▸ **WHAT YOU HAVE TO DO**
Render the rows below as a Markdown table with the columns No. and Line. Begin with the first row, continue through the line that contains "- canvas[interactable]: [0, 0, 768, 666]", number each line, and omit blank lines.
>> BEGIN RECORDS TO USE
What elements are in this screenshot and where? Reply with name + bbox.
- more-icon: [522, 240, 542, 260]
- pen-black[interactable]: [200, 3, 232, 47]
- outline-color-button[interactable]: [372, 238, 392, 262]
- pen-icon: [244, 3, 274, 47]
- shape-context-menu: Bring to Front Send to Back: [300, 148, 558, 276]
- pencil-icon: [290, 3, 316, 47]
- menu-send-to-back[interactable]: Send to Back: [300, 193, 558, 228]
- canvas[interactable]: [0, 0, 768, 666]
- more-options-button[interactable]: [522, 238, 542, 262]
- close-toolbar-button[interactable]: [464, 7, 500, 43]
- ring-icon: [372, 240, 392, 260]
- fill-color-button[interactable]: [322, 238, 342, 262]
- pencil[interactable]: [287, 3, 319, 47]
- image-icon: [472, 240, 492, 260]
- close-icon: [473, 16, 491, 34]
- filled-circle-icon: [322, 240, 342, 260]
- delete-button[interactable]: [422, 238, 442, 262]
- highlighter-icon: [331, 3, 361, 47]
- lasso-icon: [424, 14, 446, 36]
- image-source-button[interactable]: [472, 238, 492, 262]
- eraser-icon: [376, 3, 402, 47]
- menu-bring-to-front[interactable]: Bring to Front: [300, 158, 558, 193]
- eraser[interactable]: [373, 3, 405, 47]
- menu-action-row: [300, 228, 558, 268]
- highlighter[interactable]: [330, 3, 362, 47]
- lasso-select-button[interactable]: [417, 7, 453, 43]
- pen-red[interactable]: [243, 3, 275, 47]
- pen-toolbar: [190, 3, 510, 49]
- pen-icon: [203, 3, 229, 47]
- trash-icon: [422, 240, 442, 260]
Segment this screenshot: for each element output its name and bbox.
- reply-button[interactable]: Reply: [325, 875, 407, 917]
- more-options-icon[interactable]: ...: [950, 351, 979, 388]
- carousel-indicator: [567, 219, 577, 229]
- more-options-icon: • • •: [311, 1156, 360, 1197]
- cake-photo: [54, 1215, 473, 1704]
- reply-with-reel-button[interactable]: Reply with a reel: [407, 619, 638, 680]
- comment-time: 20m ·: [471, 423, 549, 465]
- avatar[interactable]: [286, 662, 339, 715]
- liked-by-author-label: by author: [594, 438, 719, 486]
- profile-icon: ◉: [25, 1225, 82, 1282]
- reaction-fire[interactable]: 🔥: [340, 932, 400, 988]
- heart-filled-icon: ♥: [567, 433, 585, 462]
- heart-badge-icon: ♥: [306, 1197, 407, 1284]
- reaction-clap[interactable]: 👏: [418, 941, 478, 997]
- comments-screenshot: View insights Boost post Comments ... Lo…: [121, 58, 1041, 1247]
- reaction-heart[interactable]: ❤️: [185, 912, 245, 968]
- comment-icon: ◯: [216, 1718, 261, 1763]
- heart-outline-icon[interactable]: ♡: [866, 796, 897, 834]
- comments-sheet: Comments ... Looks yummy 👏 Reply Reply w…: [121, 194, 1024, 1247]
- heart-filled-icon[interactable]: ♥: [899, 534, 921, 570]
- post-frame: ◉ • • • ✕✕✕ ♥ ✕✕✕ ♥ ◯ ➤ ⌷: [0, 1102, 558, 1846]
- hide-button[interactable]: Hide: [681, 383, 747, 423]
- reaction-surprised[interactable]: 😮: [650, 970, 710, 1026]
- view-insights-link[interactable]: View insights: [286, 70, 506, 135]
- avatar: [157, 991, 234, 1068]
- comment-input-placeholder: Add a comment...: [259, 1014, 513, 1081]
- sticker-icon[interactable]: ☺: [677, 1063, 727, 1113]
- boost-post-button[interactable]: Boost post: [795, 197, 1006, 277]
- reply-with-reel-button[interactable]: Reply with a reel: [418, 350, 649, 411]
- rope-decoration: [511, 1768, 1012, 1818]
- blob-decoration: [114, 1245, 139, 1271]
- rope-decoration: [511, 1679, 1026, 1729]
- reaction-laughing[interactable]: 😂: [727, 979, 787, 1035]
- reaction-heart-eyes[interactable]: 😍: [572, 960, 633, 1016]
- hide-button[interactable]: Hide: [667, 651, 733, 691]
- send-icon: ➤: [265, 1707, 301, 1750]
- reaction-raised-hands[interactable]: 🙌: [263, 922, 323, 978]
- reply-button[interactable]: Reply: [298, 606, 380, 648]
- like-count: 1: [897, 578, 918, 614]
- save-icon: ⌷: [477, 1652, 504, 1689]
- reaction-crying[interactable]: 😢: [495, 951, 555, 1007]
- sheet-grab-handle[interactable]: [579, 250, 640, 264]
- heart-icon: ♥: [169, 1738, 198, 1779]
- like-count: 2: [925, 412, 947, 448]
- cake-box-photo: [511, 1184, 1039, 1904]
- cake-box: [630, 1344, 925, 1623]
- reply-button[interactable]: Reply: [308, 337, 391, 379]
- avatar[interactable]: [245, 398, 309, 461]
>> END RECORDS TO USE
▸ **COMPLETED EXERCISE**
| No. | Line |
|---|---|
| 1 | What elements are in this screenshot and where? Reply with name + bbox. |
| 2 | - more-icon: [522, 240, 542, 260] |
| 3 | - pen-black[interactable]: [200, 3, 232, 47] |
| 4 | - outline-color-button[interactable]: [372, 238, 392, 262] |
| 5 | - pen-icon: [244, 3, 274, 47] |
| 6 | - shape-context-menu: Bring to Front Send to Back: [300, 148, 558, 276] |
| 7 | - pencil-icon: [290, 3, 316, 47] |
| 8 | - menu-send-to-back[interactable]: Send to Back: [300, 193, 558, 228] |
| 9 | - canvas[interactable]: [0, 0, 768, 666] |